Locate each line of the material that contains "dobro", then return it.

Records for the task
▼
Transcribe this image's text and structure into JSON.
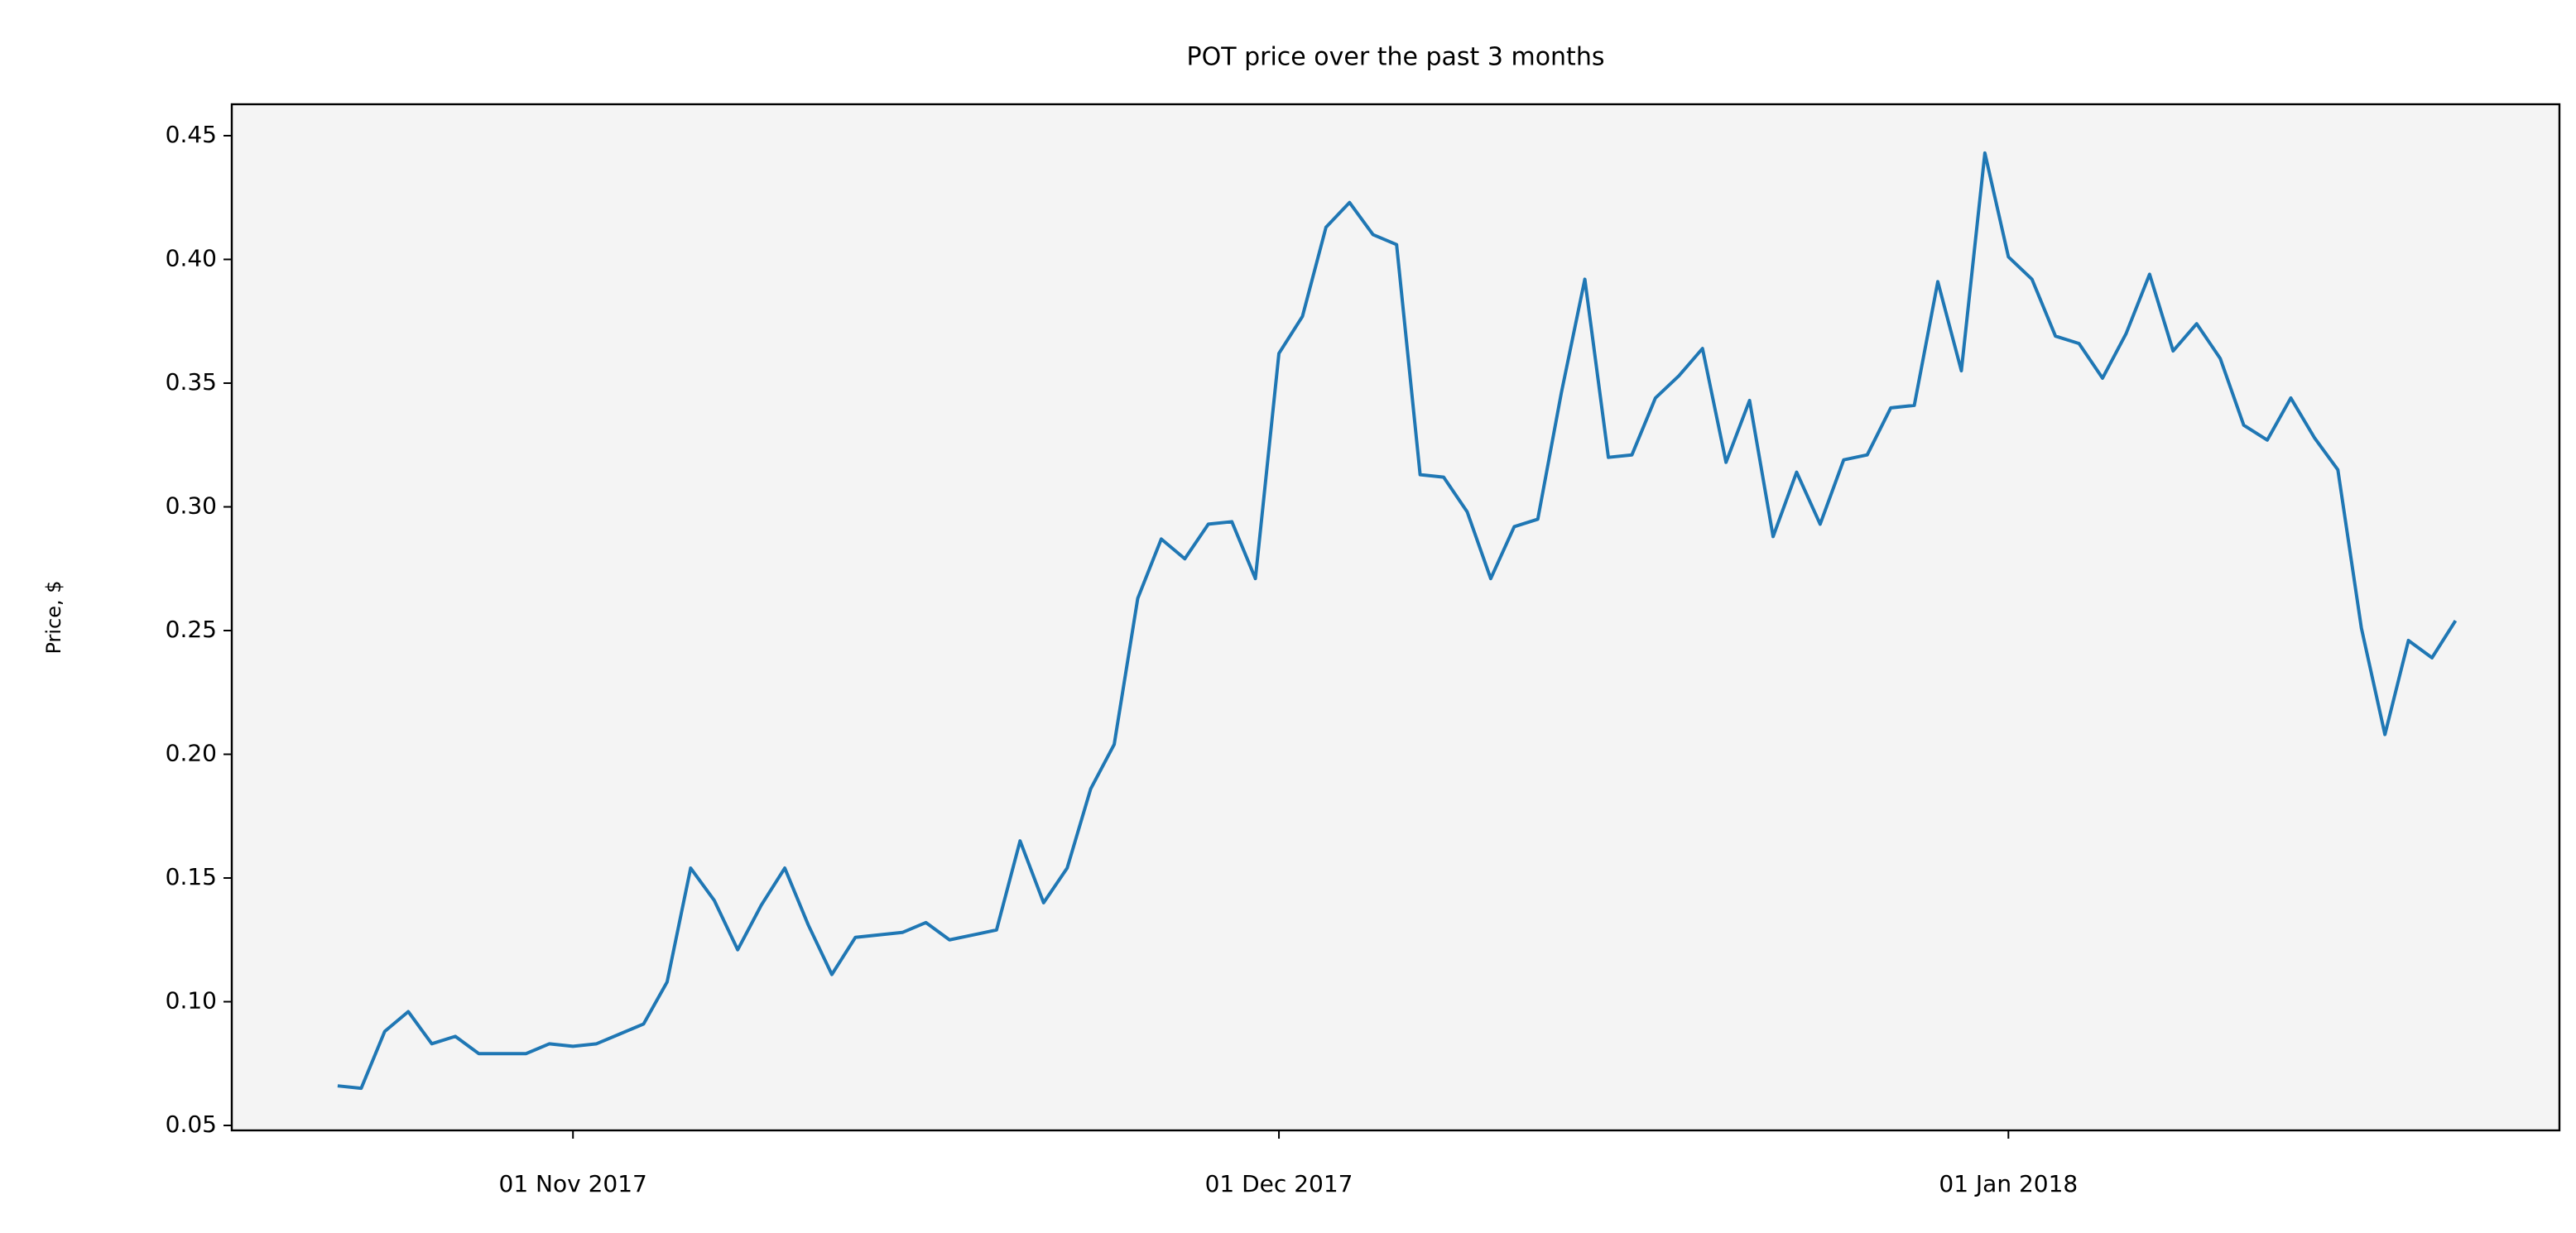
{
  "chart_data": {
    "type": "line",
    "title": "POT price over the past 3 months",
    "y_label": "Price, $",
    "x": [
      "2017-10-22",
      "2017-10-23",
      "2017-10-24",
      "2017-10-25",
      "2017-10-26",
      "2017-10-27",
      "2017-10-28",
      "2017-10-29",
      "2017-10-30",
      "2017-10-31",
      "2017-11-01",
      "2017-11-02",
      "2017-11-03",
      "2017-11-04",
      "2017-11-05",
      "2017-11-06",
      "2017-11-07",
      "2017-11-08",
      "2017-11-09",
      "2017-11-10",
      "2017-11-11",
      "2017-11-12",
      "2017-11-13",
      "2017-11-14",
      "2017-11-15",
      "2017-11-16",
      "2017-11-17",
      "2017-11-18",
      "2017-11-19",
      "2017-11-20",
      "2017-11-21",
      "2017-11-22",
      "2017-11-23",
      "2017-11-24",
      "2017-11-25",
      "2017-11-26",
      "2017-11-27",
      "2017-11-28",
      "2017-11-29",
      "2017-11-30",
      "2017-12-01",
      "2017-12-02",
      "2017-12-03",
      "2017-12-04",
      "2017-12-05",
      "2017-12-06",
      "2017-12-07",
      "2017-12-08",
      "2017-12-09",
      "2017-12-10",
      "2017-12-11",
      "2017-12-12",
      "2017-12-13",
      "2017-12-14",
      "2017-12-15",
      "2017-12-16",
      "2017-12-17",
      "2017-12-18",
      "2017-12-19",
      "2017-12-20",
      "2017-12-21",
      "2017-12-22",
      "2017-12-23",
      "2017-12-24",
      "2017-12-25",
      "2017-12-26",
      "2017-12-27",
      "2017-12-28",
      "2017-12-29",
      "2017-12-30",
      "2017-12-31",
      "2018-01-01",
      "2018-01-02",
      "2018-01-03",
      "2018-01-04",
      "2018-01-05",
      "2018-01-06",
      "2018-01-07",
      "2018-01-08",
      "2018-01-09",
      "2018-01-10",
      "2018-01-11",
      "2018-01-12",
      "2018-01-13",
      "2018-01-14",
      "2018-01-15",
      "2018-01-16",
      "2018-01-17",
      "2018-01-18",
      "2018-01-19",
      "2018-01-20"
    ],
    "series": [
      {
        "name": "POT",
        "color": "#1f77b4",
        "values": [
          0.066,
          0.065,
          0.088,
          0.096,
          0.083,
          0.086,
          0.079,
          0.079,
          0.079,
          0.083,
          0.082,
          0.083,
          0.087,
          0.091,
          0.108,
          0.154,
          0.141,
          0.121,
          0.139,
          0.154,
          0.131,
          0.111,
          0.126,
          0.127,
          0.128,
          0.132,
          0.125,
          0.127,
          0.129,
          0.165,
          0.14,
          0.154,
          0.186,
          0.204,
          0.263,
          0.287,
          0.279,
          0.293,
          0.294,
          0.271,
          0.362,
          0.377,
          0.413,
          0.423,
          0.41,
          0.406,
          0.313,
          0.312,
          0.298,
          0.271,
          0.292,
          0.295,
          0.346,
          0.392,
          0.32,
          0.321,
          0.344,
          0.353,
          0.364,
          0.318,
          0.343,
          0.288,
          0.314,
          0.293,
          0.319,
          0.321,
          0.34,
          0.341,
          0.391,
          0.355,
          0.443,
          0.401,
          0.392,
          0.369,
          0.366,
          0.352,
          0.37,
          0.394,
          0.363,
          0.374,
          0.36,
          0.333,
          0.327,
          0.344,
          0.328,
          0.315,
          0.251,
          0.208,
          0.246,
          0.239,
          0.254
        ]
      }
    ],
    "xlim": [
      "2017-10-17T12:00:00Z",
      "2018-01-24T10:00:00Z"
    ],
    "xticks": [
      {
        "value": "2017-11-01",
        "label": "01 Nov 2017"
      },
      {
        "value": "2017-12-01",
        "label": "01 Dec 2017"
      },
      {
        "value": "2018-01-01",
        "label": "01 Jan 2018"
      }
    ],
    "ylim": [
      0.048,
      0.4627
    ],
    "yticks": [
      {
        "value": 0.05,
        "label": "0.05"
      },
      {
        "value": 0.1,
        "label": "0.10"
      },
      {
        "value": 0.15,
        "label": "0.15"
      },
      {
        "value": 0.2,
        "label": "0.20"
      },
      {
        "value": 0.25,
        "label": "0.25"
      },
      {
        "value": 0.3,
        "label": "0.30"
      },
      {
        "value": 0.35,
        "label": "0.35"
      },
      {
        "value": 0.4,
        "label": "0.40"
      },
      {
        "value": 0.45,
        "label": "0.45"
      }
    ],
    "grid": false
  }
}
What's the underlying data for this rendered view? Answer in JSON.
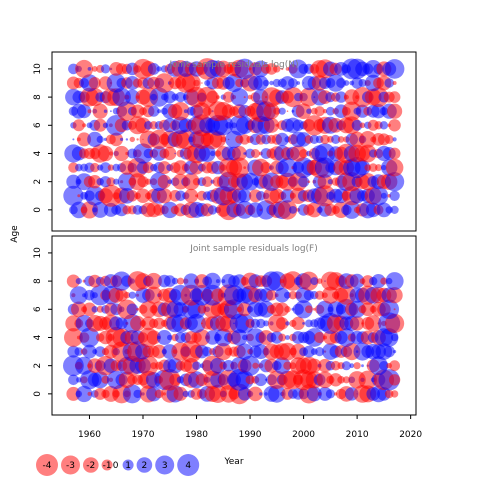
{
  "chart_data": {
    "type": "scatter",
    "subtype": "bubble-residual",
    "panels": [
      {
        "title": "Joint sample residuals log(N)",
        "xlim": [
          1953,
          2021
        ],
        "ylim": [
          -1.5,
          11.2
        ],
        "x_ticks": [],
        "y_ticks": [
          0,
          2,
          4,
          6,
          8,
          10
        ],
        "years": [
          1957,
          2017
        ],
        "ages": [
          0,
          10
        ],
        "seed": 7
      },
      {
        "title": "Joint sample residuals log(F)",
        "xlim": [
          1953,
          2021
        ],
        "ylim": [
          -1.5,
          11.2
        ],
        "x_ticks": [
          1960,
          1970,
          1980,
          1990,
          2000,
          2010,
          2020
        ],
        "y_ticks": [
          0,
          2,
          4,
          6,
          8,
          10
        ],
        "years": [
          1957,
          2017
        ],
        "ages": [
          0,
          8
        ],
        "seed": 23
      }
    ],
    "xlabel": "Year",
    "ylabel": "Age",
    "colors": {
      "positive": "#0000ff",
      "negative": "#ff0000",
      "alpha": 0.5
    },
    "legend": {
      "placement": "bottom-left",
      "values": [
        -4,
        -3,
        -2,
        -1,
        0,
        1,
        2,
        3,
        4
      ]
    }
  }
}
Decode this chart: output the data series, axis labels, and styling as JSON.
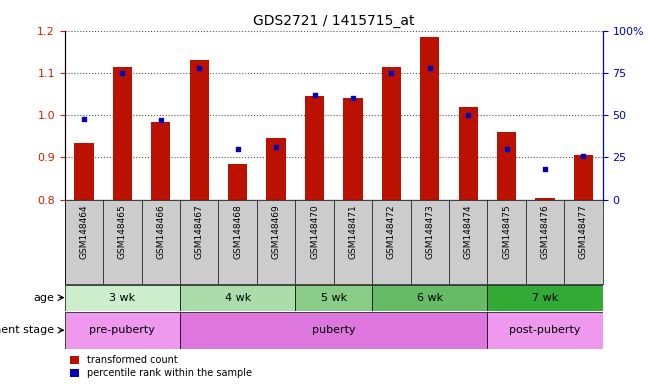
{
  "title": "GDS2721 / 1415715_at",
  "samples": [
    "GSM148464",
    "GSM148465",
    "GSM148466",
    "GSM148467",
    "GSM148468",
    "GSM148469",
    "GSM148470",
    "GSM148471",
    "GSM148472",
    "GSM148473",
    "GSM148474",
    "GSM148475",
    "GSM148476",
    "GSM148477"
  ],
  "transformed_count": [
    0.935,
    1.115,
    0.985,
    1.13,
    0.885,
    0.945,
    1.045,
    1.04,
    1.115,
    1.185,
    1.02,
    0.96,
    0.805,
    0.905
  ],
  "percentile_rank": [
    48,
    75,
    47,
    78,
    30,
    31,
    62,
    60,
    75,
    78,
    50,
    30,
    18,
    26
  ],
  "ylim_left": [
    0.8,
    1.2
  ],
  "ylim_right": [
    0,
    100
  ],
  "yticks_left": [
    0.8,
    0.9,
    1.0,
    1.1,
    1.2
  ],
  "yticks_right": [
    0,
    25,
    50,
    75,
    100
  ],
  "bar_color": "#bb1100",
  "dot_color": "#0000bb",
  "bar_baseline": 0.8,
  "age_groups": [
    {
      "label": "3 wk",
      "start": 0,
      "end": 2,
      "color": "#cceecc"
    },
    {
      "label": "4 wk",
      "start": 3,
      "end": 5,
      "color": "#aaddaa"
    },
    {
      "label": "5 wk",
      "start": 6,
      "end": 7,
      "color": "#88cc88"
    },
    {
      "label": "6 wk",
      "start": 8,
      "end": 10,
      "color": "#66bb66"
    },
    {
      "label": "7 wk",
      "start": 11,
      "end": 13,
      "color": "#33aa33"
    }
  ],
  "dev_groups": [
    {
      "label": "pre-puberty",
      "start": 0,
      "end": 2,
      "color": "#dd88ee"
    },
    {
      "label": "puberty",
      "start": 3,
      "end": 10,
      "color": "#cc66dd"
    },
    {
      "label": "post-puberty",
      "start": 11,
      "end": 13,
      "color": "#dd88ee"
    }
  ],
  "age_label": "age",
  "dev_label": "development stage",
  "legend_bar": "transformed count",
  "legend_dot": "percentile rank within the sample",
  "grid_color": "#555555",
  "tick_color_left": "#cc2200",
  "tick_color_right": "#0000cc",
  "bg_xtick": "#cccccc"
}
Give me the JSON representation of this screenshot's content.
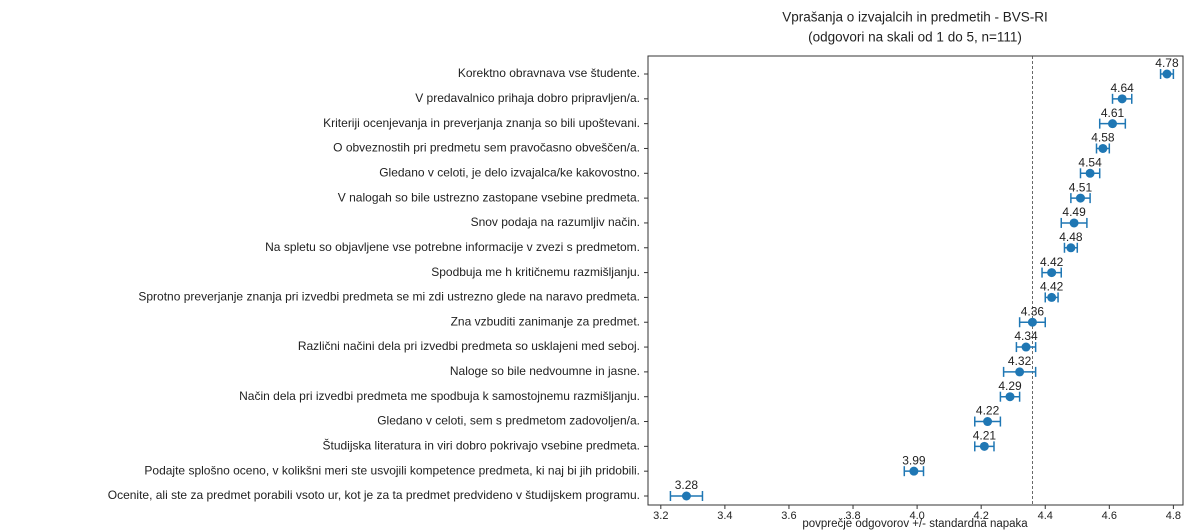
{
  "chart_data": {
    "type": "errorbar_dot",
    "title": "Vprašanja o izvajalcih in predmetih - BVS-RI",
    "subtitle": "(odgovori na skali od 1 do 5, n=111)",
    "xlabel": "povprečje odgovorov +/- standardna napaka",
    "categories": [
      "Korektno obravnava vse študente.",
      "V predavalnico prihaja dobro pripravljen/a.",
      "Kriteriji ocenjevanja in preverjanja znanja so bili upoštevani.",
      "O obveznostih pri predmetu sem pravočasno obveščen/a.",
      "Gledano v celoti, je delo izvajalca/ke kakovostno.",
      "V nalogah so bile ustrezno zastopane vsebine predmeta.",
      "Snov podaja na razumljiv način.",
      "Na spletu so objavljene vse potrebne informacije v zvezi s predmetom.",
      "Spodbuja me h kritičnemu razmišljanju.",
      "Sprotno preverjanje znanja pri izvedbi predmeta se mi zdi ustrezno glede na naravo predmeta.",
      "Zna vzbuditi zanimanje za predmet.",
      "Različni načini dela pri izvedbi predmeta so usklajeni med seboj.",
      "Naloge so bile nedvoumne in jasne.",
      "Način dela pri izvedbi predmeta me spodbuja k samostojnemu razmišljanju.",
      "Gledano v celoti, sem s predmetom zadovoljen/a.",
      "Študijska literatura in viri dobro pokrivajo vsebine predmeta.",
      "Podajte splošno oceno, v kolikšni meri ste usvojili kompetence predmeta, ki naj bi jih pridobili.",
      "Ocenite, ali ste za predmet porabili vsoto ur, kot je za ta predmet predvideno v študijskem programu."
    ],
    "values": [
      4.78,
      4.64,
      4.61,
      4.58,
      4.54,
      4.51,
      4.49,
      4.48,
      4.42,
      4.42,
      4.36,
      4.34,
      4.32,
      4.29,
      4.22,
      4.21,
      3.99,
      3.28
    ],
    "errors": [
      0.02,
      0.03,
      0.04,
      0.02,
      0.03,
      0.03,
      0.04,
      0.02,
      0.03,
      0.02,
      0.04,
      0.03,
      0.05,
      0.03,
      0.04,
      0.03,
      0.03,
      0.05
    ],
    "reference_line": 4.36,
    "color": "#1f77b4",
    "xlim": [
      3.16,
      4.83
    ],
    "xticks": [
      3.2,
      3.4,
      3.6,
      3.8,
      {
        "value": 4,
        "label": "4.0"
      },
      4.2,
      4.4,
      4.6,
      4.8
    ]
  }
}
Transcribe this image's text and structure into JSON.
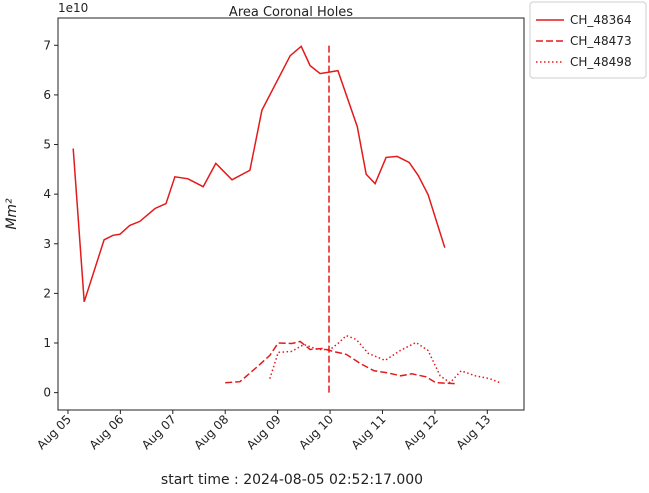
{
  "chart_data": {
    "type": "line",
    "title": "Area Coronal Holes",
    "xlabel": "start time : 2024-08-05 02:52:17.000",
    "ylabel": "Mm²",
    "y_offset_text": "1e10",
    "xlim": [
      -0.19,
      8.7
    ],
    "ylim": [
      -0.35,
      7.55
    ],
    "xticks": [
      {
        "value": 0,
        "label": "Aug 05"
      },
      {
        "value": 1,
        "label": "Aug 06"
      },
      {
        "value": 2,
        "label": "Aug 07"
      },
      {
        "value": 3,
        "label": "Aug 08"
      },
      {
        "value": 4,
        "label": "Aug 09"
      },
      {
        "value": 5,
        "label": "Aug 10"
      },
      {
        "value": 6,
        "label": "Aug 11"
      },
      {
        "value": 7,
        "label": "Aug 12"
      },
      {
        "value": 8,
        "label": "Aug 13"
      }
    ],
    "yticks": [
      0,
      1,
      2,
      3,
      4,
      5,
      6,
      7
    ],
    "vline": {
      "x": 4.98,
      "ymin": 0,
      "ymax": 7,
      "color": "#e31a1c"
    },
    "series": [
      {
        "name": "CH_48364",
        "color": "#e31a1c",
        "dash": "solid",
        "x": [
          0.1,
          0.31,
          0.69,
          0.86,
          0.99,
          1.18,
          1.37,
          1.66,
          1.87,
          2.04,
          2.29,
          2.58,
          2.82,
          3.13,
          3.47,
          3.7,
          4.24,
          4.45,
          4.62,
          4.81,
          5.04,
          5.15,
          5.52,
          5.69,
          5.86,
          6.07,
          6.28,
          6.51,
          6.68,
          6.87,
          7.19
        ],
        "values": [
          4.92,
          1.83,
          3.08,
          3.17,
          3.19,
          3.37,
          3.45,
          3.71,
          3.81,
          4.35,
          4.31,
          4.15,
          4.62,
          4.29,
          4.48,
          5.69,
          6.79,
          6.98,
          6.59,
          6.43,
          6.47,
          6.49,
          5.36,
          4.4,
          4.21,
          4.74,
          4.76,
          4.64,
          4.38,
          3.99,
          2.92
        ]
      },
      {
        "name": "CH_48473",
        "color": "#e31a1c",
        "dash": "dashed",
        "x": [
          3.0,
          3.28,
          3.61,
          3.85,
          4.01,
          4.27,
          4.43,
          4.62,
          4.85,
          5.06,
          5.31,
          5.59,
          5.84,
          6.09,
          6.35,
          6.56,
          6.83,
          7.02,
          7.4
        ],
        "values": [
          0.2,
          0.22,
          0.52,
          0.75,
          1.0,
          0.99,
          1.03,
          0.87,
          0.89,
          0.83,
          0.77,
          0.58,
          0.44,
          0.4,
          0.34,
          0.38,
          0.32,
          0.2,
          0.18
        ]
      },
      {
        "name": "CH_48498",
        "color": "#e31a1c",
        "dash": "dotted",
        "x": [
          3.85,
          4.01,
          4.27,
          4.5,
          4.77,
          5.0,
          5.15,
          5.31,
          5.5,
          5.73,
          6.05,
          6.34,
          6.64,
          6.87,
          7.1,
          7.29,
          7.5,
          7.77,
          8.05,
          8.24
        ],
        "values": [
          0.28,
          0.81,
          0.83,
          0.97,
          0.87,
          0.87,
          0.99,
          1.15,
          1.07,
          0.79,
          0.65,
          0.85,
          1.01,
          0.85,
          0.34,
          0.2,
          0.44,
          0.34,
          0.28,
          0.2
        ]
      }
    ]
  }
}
▲
Exercise answer
      "V predavalnico prihaja dobro pripravljen/a.",
      "Študijska literatura in viri dobro pokrivajo vsebine predmeta.",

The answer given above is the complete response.